+++ ENTRIES PROVIDED +++

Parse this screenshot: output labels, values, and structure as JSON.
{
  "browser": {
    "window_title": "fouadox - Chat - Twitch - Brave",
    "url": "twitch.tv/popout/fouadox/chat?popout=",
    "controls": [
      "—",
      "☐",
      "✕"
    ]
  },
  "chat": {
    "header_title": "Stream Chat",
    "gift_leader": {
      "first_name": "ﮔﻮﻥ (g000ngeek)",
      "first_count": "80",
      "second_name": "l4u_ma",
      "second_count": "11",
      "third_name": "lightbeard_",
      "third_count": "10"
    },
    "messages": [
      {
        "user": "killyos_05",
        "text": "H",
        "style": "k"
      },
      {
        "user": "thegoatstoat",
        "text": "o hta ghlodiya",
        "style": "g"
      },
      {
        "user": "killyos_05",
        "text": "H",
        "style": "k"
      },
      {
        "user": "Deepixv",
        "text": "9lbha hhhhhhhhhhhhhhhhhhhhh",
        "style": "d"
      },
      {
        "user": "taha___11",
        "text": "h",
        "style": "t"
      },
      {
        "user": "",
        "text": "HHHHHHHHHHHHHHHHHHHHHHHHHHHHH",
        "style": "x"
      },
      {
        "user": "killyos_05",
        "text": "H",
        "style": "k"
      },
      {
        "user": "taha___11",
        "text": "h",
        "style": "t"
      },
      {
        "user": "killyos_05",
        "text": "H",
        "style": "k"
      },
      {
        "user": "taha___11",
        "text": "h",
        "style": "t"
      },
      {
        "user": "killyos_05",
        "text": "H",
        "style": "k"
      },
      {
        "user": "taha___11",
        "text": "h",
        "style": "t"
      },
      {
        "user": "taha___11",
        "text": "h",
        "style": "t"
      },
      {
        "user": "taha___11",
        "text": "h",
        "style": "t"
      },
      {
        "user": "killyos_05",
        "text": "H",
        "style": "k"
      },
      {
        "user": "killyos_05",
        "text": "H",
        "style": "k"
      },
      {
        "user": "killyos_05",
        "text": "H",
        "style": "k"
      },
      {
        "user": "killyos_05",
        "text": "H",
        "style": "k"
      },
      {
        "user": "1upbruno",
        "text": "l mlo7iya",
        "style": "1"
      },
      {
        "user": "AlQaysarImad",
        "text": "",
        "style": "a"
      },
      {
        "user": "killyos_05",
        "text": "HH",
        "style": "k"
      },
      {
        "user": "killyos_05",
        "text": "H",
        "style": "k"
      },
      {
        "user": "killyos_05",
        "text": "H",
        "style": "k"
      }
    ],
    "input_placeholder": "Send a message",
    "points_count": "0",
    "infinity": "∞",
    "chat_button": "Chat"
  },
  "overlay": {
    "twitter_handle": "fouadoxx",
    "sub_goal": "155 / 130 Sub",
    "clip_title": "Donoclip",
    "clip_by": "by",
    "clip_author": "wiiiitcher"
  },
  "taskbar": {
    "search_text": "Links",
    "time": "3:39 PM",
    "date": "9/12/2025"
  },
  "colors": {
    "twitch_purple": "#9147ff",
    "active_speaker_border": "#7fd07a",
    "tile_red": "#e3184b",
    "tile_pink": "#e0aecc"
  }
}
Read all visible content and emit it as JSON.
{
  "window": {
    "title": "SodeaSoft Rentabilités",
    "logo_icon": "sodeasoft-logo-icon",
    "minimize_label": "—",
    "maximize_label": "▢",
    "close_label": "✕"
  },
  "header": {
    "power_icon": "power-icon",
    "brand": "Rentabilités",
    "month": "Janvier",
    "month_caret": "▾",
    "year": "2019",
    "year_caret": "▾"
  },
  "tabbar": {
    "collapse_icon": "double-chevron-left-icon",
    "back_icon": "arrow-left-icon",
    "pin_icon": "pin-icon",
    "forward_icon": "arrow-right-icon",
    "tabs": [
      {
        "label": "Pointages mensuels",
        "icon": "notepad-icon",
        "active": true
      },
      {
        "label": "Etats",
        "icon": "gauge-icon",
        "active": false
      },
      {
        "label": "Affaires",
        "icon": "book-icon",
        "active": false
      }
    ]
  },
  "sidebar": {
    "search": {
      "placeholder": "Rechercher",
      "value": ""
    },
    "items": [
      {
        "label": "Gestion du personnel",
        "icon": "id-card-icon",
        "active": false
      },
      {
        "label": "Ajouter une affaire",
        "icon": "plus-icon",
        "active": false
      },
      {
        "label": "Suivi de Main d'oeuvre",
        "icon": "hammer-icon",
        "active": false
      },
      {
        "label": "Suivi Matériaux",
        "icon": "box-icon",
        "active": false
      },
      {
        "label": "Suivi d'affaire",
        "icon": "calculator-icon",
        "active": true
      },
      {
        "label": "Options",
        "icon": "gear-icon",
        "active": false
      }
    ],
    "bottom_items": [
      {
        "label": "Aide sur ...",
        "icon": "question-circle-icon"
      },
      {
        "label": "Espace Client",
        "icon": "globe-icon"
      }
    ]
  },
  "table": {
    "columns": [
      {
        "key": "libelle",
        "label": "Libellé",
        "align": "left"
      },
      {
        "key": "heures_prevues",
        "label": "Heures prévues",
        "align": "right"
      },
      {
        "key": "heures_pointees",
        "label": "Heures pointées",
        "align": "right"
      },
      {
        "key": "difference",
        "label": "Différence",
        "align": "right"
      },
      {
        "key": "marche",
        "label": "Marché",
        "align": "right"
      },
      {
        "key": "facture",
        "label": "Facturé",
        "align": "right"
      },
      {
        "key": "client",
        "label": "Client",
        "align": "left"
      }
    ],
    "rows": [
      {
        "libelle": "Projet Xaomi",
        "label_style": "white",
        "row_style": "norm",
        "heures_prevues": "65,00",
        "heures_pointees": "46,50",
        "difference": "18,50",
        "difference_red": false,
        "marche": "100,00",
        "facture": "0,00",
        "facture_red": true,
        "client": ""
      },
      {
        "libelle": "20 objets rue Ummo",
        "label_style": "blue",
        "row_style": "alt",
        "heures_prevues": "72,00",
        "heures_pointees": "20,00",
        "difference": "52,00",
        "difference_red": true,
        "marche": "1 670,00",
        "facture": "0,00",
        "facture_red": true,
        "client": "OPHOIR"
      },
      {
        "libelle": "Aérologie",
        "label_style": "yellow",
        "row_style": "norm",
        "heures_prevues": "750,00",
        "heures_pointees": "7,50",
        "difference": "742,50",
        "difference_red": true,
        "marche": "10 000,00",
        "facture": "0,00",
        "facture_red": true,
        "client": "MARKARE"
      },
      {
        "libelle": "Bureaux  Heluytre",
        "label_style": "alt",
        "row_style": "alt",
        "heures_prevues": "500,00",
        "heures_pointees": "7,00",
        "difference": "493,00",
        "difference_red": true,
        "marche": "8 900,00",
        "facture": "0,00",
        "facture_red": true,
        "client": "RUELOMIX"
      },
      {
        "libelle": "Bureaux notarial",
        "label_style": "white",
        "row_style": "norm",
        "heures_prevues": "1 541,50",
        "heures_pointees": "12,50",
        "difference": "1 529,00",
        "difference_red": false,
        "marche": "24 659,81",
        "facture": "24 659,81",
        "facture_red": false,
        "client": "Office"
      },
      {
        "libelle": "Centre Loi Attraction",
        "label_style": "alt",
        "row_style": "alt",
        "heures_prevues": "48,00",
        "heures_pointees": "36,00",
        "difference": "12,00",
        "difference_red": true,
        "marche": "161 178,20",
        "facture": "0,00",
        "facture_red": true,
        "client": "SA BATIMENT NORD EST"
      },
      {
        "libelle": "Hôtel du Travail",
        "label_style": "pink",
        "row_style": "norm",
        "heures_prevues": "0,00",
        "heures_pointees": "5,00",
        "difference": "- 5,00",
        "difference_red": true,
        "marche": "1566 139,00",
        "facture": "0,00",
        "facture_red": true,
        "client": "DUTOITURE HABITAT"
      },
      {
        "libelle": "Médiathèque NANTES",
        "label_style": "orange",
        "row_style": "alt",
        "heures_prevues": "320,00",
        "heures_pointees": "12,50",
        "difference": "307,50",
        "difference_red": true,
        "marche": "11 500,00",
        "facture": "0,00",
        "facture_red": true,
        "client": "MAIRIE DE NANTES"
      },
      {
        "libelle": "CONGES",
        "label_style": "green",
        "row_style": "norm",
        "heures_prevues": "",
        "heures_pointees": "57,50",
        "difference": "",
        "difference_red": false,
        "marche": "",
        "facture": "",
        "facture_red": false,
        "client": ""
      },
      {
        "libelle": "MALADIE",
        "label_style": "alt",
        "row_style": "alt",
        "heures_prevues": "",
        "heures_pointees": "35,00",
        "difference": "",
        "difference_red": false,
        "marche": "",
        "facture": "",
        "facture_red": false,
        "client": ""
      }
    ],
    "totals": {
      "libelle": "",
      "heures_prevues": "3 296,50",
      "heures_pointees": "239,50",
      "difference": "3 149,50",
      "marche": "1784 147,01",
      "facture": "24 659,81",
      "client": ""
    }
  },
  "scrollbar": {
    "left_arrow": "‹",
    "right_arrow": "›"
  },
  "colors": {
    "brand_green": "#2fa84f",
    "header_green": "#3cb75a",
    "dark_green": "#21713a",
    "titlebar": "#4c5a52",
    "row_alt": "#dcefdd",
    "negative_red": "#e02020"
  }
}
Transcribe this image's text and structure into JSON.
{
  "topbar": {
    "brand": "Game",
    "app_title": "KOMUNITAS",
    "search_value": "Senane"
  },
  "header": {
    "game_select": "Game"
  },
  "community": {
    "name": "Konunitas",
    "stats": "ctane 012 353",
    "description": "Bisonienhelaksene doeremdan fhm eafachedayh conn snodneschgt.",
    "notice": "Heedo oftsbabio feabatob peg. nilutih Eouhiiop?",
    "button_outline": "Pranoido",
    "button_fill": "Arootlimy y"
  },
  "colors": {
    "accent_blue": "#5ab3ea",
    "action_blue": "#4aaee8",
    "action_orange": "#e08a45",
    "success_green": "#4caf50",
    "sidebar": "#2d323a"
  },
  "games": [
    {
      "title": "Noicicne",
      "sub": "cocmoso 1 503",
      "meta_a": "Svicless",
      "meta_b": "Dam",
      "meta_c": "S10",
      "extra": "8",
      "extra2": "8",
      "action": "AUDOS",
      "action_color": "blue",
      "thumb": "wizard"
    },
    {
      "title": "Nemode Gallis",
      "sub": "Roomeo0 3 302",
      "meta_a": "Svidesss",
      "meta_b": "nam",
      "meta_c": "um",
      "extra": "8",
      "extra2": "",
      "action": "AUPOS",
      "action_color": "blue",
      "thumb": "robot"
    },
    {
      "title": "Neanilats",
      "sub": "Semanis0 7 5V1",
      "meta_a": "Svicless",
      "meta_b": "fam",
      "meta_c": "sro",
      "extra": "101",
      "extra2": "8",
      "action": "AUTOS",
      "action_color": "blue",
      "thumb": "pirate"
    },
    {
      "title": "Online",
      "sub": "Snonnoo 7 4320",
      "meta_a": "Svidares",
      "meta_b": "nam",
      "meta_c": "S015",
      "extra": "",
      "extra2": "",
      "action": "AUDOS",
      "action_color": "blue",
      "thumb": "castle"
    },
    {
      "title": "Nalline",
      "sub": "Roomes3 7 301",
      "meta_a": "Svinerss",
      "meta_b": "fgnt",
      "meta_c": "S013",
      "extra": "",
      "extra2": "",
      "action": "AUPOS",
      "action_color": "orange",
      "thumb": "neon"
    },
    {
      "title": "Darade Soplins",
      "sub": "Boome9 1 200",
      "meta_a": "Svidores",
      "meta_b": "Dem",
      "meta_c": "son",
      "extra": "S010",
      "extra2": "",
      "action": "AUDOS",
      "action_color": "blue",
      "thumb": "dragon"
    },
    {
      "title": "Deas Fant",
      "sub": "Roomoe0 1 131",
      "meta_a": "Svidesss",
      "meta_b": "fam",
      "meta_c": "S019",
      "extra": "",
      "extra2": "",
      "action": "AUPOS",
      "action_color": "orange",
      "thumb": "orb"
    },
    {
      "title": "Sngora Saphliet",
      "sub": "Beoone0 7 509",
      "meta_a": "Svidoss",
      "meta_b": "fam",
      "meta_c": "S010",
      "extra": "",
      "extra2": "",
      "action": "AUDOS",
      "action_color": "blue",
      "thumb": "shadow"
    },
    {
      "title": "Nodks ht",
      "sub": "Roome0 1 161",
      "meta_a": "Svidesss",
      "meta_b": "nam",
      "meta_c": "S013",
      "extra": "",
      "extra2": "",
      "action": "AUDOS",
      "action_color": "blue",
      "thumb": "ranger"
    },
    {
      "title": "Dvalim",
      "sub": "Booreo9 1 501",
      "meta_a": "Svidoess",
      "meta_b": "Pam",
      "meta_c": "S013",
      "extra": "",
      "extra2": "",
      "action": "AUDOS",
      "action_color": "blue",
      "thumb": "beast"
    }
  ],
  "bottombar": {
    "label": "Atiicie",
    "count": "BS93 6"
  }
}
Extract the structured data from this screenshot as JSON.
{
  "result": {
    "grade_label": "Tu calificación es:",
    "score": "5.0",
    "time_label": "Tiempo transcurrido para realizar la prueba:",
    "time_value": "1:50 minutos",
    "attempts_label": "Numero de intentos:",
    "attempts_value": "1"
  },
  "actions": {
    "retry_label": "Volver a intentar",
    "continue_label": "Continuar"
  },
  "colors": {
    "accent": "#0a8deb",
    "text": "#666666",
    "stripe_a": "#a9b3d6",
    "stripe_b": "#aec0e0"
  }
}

+++

Each line from the one containing "Extract the structured" to the end of the listing above should be copied exactly, and nothing else.

▶ _TASK OUTPUT_
Extract the structured data from this screenshot as JSON.
{
  "result": {
    "grade_label": "Tu calificación es:",
    "score": "5.0",
    "time_label": "Tiempo transcurrido para realizar la prueba:",
    "time_value": "1:50 minutos",
    "attempts_label": "Numero de intentos:",
    "attempts_value": "1"
  },
  "actions": {
    "retry_label": "Volver a intentar",
    "continue_label": "Continuar"
  },
  "colors": {
    "accent": "#0a8deb",
    "text": "#666666",
    "stripe_a": "#a9b3d6",
    "stripe_b": "#aec0e0"
  }
}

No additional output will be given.